= Work to complete =
Everything in the data should be repeated exactly, save for the images.
===== Excerpted records
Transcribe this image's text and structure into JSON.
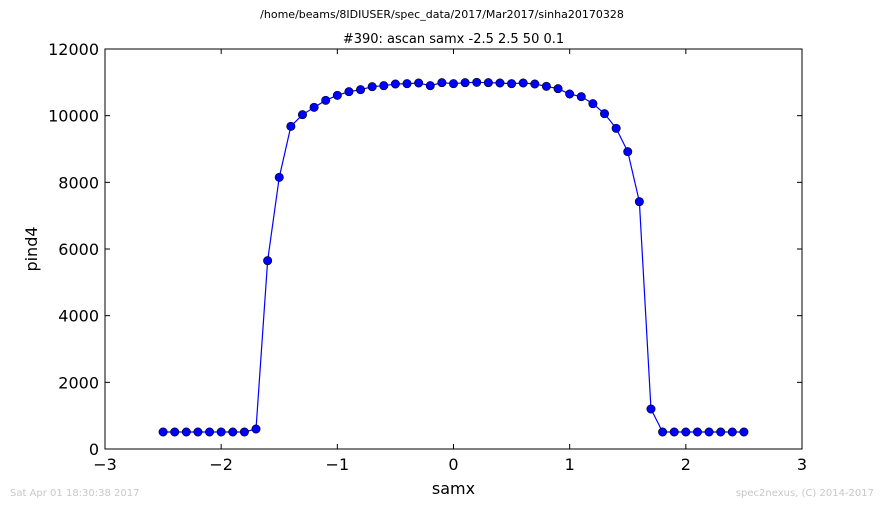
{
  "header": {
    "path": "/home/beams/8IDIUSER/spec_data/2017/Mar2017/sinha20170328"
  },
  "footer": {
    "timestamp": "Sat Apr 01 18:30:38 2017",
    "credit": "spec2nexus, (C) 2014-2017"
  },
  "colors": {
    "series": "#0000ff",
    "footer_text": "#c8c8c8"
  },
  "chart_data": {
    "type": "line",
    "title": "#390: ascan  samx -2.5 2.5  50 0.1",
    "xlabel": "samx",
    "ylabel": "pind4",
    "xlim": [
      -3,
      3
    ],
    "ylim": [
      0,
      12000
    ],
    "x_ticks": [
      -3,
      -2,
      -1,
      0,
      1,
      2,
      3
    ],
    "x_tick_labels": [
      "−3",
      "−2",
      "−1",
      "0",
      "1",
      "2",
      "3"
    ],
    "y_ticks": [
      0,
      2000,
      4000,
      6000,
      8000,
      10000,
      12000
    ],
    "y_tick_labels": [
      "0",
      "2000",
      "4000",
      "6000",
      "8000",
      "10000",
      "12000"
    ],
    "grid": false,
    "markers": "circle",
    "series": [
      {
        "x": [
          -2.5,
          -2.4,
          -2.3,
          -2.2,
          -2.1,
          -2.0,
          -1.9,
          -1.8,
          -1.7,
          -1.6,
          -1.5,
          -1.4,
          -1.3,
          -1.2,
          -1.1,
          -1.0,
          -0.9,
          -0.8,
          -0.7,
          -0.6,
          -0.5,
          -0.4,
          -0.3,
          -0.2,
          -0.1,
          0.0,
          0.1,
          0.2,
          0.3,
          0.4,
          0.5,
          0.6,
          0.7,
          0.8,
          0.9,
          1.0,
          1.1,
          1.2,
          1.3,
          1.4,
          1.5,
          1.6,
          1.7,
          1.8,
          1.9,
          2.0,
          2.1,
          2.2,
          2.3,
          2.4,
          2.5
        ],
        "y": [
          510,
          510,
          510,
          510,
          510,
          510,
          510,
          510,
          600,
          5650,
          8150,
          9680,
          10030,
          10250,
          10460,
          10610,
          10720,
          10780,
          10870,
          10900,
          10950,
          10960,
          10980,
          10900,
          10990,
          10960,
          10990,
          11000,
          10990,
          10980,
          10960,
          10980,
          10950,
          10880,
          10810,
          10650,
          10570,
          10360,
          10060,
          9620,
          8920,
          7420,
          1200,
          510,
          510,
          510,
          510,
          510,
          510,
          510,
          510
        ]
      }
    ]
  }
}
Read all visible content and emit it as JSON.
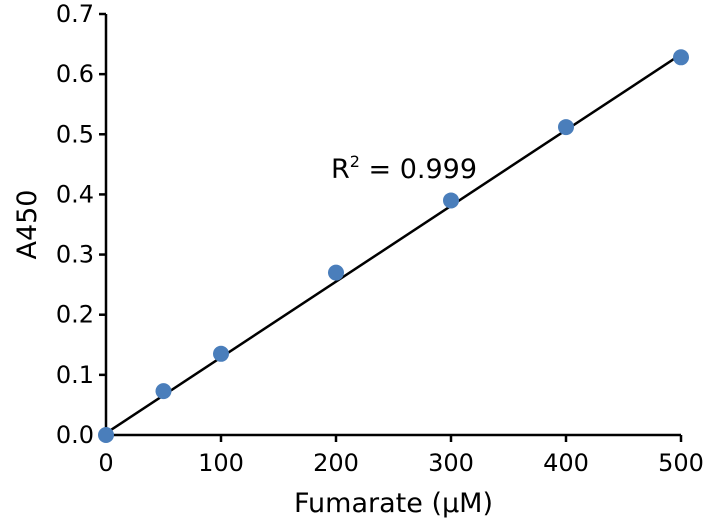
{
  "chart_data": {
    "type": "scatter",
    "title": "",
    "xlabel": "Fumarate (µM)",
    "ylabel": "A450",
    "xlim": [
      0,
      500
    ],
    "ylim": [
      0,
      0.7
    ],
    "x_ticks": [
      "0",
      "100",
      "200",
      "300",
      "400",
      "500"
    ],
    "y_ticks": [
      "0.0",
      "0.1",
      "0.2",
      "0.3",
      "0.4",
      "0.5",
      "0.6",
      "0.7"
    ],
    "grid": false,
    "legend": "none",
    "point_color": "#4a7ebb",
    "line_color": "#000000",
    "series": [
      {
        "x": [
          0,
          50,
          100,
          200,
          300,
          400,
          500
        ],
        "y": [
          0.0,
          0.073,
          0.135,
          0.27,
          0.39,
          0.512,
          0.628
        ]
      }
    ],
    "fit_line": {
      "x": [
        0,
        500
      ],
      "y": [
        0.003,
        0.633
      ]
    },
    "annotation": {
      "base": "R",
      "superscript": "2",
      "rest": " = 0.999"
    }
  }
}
==========
= Right answer =
Transcribe this image's text and structure into JSON.
{
  "header": {
    "path": "/home/beams/8IDIUSER/spec_data/2017/Mar2017/sinha20170328"
  },
  "footer": {
    "timestamp": "Sat Apr 01 18:30:38 2017",
    "credit": "spec2nexus, (C) 2014-2017"
  },
  "colors": {
    "series": "#0000ff",
    "footer_text": "#c8c8c8"
  },
  "chart_data": {
    "type": "line",
    "title": "#390: ascan  samx -2.5 2.5  50 0.1",
    "xlabel": "samx",
    "ylabel": "pind4",
    "xlim": [
      -3,
      3
    ],
    "ylim": [
      0,
      12000
    ],
    "x_ticks": [
      -3,
      -2,
      -1,
      0,
      1,
      2,
      3
    ],
    "x_tick_labels": [
      "−3",
      "−2",
      "−1",
      "0",
      "1",
      "2",
      "3"
    ],
    "y_ticks": [
      0,
      2000,
      4000,
      6000,
      8000,
      10000,
      12000
    ],
    "y_tick_labels": [
      "0",
      "2000",
      "4000",
      "6000",
      "8000",
      "10000",
      "12000"
    ],
    "grid": false,
    "markers": "circle",
    "series": [
      {
        "x": [
          -2.5,
          -2.4,
          -2.3,
          -2.2,
          -2.1,
          -2.0,
          -1.9,
          -1.8,
          -1.7,
          -1.6,
          -1.5,
          -1.4,
          -1.3,
          -1.2,
          -1.1,
          -1.0,
          -0.9,
          -0.8,
          -0.7,
          -0.6,
          -0.5,
          -0.4,
          -0.3,
          -0.2,
          -0.1,
          0.0,
          0.1,
          0.2,
          0.3,
          0.4,
          0.5,
          0.6,
          0.7,
          0.8,
          0.9,
          1.0,
          1.1,
          1.2,
          1.3,
          1.4,
          1.5,
          1.6,
          1.7,
          1.8,
          1.9,
          2.0,
          2.1,
          2.2,
          2.3,
          2.4,
          2.5
        ],
        "y": [
          510,
          510,
          510,
          510,
          510,
          510,
          510,
          510,
          600,
          5650,
          8150,
          9680,
          10030,
          10250,
          10460,
          10610,
          10720,
          10780,
          10870,
          10900,
          10950,
          10960,
          10980,
          10900,
          10990,
          10960,
          10990,
          11000,
          10990,
          10980,
          10960,
          10980,
          10950,
          10880,
          10810,
          10650,
          10570,
          10360,
          10060,
          9620,
          8920,
          7420,
          1200,
          510,
          510,
          510,
          510,
          510,
          510,
          510,
          510
        ]
      }
    ]
  }
}
Read all visible content and emit it as JSON.
{
  "chart_data": {
    "type": "scatter",
    "title": "",
    "xlabel": "Fumarate (µM)",
    "ylabel": "A450",
    "xlim": [
      0,
      500
    ],
    "ylim": [
      0,
      0.7
    ],
    "x_ticks": [
      "0",
      "100",
      "200",
      "300",
      "400",
      "500"
    ],
    "y_ticks": [
      "0.0",
      "0.1",
      "0.2",
      "0.3",
      "0.4",
      "0.5",
      "0.6",
      "0.7"
    ],
    "grid": false,
    "legend": "none",
    "point_color": "#4a7ebb",
    "line_color": "#000000",
    "series": [
      {
        "x": [
          0,
          50,
          100,
          200,
          300,
          400,
          500
        ],
        "y": [
          0.0,
          0.073,
          0.135,
          0.27,
          0.39,
          0.512,
          0.628
        ]
      }
    ],
    "fit_line": {
      "x": [
        0,
        500
      ],
      "y": [
        0.003,
        0.633
      ]
    },
    "annotation": {
      "base": "R",
      "superscript": "2",
      "rest": " = 0.999"
    }
  }
}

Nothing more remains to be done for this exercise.